## EXERCISE BRIEF
Transcribe each entry below exactly. Pictures do not go in the copy.

═══

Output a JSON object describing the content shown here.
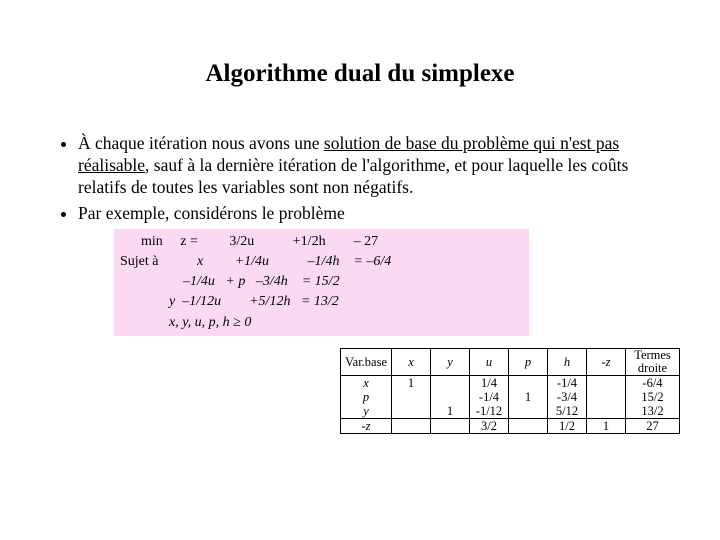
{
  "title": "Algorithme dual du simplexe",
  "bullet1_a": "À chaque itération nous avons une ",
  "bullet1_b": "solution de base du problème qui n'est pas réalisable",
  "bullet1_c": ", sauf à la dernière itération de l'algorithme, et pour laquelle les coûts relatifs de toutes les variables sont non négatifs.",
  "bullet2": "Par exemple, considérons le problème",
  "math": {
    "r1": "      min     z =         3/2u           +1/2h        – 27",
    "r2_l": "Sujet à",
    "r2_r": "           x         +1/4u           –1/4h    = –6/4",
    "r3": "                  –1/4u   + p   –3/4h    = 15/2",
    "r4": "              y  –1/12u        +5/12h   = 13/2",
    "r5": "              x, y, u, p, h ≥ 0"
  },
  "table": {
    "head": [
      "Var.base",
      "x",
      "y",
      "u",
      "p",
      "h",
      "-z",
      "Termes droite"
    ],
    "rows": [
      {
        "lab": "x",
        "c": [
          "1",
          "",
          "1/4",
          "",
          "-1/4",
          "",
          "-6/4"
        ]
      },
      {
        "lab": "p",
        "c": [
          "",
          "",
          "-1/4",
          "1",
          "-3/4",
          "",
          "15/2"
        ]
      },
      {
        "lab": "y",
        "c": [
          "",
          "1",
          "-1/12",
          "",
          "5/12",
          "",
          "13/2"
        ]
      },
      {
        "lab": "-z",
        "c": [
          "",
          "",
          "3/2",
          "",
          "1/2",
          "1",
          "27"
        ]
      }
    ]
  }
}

═══

## WORKED SOLUTION
Output a JSON object describing the content shown here.
{
  "title": "Algorithme dual du simplexe",
  "bullet1_a": "À chaque itération nous avons une ",
  "bullet1_b": "solution de base du problème qui n'est pas réalisable",
  "bullet1_c": ", sauf à la dernière itération de l'algorithme, et pour laquelle les coûts relatifs de toutes les variables sont non négatifs.",
  "bullet2": "Par exemple, considérons le problème",
  "math": {
    "r1": "      min     z =         3/2u           +1/2h        – 27",
    "r2_l": "Sujet à",
    "r2_r": "           x         +1/4u           –1/4h    = –6/4",
    "r3": "                  –1/4u   + p   –3/4h    = 15/2",
    "r4": "              y  –1/12u        +5/12h   = 13/2",
    "r5": "              x, y, u, p, h ≥ 0"
  },
  "table": {
    "head": [
      "Var.base",
      "x",
      "y",
      "u",
      "p",
      "h",
      "-z",
      "Termes droite"
    ],
    "rows": [
      {
        "lab": "x",
        "c": [
          "1",
          "",
          "1/4",
          "",
          "-1/4",
          "",
          "-6/4"
        ]
      },
      {
        "lab": "p",
        "c": [
          "",
          "",
          "-1/4",
          "1",
          "-3/4",
          "",
          "15/2"
        ]
      },
      {
        "lab": "y",
        "c": [
          "",
          "1",
          "-1/12",
          "",
          "5/12",
          "",
          "13/2"
        ]
      },
      {
        "lab": "-z",
        "c": [
          "",
          "",
          "3/2",
          "",
          "1/2",
          "1",
          "27"
        ]
      }
    ]
  }
}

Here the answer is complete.